§ **Short problem**
Please print the full listing exactly.
#### Record list ####
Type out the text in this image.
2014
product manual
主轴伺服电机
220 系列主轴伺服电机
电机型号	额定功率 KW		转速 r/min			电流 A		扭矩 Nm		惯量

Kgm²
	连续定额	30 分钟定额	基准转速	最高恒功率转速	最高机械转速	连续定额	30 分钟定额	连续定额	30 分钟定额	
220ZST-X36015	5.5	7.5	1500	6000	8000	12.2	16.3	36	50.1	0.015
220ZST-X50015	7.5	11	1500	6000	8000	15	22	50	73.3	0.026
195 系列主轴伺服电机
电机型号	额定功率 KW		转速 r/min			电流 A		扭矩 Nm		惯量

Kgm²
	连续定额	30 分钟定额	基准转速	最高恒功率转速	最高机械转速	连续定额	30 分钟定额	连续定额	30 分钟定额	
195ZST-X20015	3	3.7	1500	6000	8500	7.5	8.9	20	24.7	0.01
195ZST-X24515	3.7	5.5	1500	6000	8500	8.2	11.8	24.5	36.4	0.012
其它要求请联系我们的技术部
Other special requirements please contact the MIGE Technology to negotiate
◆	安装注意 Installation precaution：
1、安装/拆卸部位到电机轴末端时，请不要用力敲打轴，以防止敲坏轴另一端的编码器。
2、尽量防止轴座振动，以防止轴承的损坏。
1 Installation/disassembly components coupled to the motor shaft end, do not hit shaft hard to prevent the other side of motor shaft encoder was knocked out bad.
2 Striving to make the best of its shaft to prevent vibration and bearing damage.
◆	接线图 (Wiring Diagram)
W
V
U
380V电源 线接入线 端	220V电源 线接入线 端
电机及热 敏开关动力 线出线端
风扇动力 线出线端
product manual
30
####
§ **Response**
Type out the text in this image.
2014
product manual
主轴伺服电机
220 系列主轴伺服电机
电机型号	额定功率 KW		转速 r/min			电流 A		扭矩 Nm		惯量

Kgm²
	连续定额	30 分钟定额	基准转速	最高恒功率转速	最高机械转速	连续定额	30 分钟定额	连续定额	30 分钟定额	
220ZST-X36015	5.5	7.5	1500	6000	8000	12.2	16.3	36	50.1	0.015
220ZST-X50015	7.5	11	1500	6000	8000	15	22	50	73.3	0.026
195 系列主轴伺服电机
电机型号	额定功率 KW		转速 r/min			电流 A		扭矩 Nm		惯量

Kgm²
	连续定额	30 分钟定额	基准转速	最高恒功率转速	最高机械转速	连续定额	30 分钟定额	连续定额	30 分钟定额	
195ZST-X20015	3	3.7	1500	6000	8500	7.5	8.9	20	24.7	0.01
195ZST-X24515	3.7	5.5	1500	6000	8500	8.2	11.8	24.5	36.4	0.012
其它要求请联系我们的技术部
Other special requirements please contact the MIGE Technology to negotiate
◆	安装注意 Installation precaution：
1、安装/拆卸部位到电机轴末端时，请不要用力敲打轴，以防止敲坏轴另一端的编码器。
2、尽量防止轴座振动，以防止轴承的损坏。
1 Installation/disassembly components coupled to the motor shaft end, do not hit shaft hard to prevent the other side of motor shaft encoder was knocked out bad.
2 Striving to make the best of its shaft to prevent vibration and bearing damage.
◆	接线图 (Wiring Diagram)
W
V
U
380V电源 线接入线 端	220V电源 线接入线 端
电机及热 敏开关动力 线出线端
风扇动力 线出线端
product manual
30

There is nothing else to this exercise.